Task instructions: Every line with the string "grid" should be gathered.

Dataset rows:
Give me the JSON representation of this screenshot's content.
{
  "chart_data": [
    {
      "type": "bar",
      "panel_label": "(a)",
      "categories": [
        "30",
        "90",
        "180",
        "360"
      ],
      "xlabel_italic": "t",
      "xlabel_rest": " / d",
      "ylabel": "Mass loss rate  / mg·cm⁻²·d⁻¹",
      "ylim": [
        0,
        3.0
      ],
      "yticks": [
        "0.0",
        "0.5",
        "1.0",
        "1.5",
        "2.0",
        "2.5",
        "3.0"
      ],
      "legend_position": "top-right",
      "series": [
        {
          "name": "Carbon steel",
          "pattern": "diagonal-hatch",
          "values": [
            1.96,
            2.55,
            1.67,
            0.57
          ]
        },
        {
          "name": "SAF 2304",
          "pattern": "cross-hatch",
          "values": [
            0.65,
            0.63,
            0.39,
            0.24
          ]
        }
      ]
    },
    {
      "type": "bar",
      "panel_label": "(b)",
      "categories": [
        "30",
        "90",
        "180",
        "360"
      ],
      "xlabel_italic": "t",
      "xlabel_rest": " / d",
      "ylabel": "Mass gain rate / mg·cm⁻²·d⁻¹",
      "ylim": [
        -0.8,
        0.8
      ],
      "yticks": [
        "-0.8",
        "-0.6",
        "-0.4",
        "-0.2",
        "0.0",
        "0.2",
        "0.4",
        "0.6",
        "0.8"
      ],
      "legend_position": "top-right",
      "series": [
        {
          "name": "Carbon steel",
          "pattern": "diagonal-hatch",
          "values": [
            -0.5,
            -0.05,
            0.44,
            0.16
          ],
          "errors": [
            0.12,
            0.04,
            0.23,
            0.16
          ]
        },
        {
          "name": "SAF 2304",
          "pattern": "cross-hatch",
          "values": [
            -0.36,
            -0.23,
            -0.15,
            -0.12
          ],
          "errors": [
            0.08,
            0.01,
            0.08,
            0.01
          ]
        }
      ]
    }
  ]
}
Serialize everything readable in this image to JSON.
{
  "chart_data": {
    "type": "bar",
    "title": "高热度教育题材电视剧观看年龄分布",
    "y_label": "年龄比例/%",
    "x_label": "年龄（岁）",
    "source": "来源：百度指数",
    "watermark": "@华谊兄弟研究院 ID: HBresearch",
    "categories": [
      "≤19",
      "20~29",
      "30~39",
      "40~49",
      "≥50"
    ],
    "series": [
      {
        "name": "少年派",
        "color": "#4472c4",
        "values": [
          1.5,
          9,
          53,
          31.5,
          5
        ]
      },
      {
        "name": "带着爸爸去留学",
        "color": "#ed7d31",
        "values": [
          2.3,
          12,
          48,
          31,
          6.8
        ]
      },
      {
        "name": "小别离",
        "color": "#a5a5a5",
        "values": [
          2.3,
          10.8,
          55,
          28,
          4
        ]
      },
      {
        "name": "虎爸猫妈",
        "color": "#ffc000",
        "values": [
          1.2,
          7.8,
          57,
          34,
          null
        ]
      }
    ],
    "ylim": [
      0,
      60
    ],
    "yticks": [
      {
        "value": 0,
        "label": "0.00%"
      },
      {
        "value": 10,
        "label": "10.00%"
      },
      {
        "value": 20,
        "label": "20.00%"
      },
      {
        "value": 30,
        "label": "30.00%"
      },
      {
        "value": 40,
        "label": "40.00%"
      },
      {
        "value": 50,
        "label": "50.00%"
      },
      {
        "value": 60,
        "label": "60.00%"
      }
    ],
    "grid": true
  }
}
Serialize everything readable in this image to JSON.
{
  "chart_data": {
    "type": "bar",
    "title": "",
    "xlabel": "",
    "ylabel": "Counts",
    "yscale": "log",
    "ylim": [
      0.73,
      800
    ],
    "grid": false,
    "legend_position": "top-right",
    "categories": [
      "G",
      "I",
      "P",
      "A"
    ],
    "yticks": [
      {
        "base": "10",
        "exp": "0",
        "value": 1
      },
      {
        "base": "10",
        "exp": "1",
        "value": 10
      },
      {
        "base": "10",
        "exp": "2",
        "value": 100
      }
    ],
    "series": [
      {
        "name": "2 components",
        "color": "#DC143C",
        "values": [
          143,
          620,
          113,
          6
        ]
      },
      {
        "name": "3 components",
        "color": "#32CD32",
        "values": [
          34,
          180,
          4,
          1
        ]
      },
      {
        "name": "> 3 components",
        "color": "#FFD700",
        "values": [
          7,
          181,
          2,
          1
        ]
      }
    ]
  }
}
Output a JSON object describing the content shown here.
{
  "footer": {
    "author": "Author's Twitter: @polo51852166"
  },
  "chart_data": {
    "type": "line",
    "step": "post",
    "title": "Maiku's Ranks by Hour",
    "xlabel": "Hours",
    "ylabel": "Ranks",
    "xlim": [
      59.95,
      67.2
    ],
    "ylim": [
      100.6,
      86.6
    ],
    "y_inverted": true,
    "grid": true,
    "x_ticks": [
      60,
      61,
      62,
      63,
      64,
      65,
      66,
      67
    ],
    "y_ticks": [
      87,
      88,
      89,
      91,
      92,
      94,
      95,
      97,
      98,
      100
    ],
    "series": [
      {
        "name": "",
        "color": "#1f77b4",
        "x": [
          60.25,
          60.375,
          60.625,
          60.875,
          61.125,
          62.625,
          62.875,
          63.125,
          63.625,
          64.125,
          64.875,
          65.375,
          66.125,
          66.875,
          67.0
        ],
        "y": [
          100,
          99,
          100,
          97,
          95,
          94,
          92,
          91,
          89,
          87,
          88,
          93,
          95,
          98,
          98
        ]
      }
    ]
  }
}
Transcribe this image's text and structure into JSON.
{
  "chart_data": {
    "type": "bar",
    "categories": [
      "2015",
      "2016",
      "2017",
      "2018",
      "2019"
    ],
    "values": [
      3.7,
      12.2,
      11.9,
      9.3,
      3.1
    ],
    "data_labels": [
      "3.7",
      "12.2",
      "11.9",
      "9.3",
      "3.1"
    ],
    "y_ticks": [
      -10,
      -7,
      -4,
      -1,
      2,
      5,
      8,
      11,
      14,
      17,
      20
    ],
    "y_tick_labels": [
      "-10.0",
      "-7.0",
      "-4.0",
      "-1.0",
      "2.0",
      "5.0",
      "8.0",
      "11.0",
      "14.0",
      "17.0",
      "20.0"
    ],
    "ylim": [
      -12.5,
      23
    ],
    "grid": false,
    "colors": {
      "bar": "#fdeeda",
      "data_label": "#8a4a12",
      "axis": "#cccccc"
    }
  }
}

The answer:
    "grid": true
    "grid": false,
    "grid": true,
    "grid": false,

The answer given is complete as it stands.